Reproduce the records exactly.
|---|
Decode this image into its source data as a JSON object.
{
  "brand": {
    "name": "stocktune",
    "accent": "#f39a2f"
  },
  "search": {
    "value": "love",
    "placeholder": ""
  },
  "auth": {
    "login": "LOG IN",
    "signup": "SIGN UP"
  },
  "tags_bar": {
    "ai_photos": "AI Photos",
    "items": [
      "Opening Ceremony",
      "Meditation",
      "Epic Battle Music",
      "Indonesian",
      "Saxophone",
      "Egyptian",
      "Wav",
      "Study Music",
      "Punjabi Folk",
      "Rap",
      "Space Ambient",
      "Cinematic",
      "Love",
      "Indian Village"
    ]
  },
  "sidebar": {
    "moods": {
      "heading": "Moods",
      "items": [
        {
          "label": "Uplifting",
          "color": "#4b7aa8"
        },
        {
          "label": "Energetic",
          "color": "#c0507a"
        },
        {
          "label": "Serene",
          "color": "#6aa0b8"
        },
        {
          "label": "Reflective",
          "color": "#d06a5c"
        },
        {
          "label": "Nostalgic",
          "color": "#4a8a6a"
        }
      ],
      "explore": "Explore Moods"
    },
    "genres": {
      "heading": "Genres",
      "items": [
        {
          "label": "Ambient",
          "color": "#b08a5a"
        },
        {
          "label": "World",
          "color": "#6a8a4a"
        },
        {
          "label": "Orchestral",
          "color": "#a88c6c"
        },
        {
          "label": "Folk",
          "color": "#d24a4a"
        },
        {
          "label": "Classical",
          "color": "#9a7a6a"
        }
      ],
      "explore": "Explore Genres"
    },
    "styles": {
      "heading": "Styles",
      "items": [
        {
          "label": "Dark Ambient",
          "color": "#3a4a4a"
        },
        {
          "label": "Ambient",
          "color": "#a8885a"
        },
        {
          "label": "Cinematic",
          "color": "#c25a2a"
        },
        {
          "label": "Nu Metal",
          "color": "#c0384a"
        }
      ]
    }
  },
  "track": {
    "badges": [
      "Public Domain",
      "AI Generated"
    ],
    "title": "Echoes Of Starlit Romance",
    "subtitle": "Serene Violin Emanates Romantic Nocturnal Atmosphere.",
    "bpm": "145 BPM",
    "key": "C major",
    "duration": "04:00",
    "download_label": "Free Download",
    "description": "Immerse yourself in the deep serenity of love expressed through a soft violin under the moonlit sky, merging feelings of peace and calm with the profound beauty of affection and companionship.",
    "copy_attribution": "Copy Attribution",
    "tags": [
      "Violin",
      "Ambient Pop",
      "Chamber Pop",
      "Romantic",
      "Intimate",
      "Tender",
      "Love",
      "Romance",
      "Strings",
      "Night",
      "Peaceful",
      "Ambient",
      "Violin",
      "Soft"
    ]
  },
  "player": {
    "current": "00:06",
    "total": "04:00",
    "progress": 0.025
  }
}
|---|
**COMPLETE ANSWER:**
Decode this image into its source data as a JSON object.
{
  "brand": {
    "name": "stocktune",
    "accent": "#f39a2f"
  },
  "search": {
    "value": "love",
    "placeholder": ""
  },
  "auth": {
    "login": "LOG IN",
    "signup": "SIGN UP"
  },
  "tags_bar": {
    "ai_photos": "AI Photos",
    "items": [
      "Opening Ceremony",
      "Meditation",
      "Epic Battle Music",
      "Indonesian",
      "Saxophone",
      "Egyptian",
      "Wav",
      "Study Music",
      "Punjabi Folk",
      "Rap",
      "Space Ambient",
      "Cinematic",
      "Love",
      "Indian Village"
    ]
  },
  "sidebar": {
    "moods": {
      "heading": "Moods",
      "items": [
        {
          "label": "Uplifting",
          "color": "#4b7aa8"
        },
        {
          "label": "Energetic",
          "color": "#c0507a"
        },
        {
          "label": "Serene",
          "color": "#6aa0b8"
        },
        {
          "label": "Reflective",
          "color": "#d06a5c"
        },
        {
          "label": "Nostalgic",
          "color": "#4a8a6a"
        }
      ],
      "explore": "Explore Moods"
    },
    "genres": {
      "heading": "Genres",
      "items": [
        {
          "label": "Ambient",
          "color": "#b08a5a"
        },
        {
          "label": "World",
          "color": "#6a8a4a"
        },
        {
          "label": "Orchestral",
          "color": "#a88c6c"
        },
        {
          "label": "Folk",
          "color": "#d24a4a"
        },
        {
          "label": "Classical",
          "color": "#9a7a6a"
        }
      ],
      "explore": "Explore Genres"
    },
    "styles": {
      "heading": "Styles",
      "items": [
        {
          "label": "Dark Ambient",
          "color": "#3a4a4a"
        },
        {
          "label": "Ambient",
          "color": "#a8885a"
        },
        {
          "label": "Cinematic",
          "color": "#c25a2a"
        },
        {
          "label": "Nu Metal",
          "color": "#c0384a"
        }
      ]
    }
  },
  "track": {
    "badges": [
      "Public Domain",
      "AI Generated"
    ],
    "title": "Echoes Of Starlit Romance",
    "subtitle": "Serene Violin Emanates Romantic Nocturnal Atmosphere.",
    "bpm": "145 BPM",
    "key": "C major",
    "duration": "04:00",
    "download_label": "Free Download",
    "description": "Immerse yourself in the deep serenity of love expressed through a soft violin under the moonlit sky, merging feelings of peace and calm with the profound beauty of affection and companionship.",
    "copy_attribution": "Copy Attribution",
    "tags": [
      "Violin",
      "Ambient Pop",
      "Chamber Pop",
      "Romantic",
      "Intimate",
      "Tender",
      "Love",
      "Romance",
      "Strings",
      "Night",
      "Peaceful",
      "Ambient",
      "Violin",
      "Soft"
    ]
  },
  "player": {
    "current": "00:06",
    "total": "04:00",
    "progress": 0.025
  }
}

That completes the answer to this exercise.